Under this task are some entries; return every one of them exactly.
============================================================
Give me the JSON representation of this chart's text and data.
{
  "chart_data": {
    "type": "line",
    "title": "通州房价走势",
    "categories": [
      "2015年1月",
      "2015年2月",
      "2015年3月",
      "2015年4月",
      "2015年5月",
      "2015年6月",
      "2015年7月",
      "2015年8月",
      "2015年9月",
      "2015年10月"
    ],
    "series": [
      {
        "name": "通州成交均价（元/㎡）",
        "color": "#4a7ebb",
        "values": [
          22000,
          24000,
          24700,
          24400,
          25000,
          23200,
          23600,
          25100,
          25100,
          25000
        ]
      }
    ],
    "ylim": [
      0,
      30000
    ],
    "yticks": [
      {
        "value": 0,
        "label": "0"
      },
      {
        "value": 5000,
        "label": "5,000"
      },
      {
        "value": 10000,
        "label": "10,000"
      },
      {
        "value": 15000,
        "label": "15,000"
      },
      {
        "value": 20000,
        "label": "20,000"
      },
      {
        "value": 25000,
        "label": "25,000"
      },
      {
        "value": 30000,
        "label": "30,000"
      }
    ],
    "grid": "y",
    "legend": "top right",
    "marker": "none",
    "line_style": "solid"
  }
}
============================================================
- [TASK SOLUTION]:
Give me the JSON representation of this chart's text and data.
{
  "chart_data": {
    "type": "line",
    "title": "通州房价走势",
    "categories": [
      "2015年1月",
      "2015年2月",
      "2015年3月",
      "2015年4月",
      "2015年5月",
      "2015年6月",
      "2015年7月",
      "2015年8月",
      "2015年9月",
      "2015年10月"
    ],
    "series": [
      {
        "name": "通州成交均价（元/㎡）",
        "color": "#4a7ebb",
        "values": [
          22000,
          24000,
          24700,
          24400,
          25000,
          23200,
          23600,
          25100,
          25100,
          25000
        ]
      }
    ],
    "ylim": [
      0,
      30000
    ],
    "yticks": [
      {
        "value": 0,
        "label": "0"
      },
      {
        "value": 5000,
        "label": "5,000"
      },
      {
        "value": 10000,
        "label": "10,000"
      },
      {
        "value": 15000,
        "label": "15,000"
      },
      {
        "value": 20000,
        "label": "20,000"
      },
      {
        "value": 25000,
        "label": "25,000"
      },
      {
        "value": 30000,
        "label": "30,000"
      }
    ],
    "grid": "y",
    "legend": "top right",
    "marker": "none",
    "line_style": "solid"
  }
}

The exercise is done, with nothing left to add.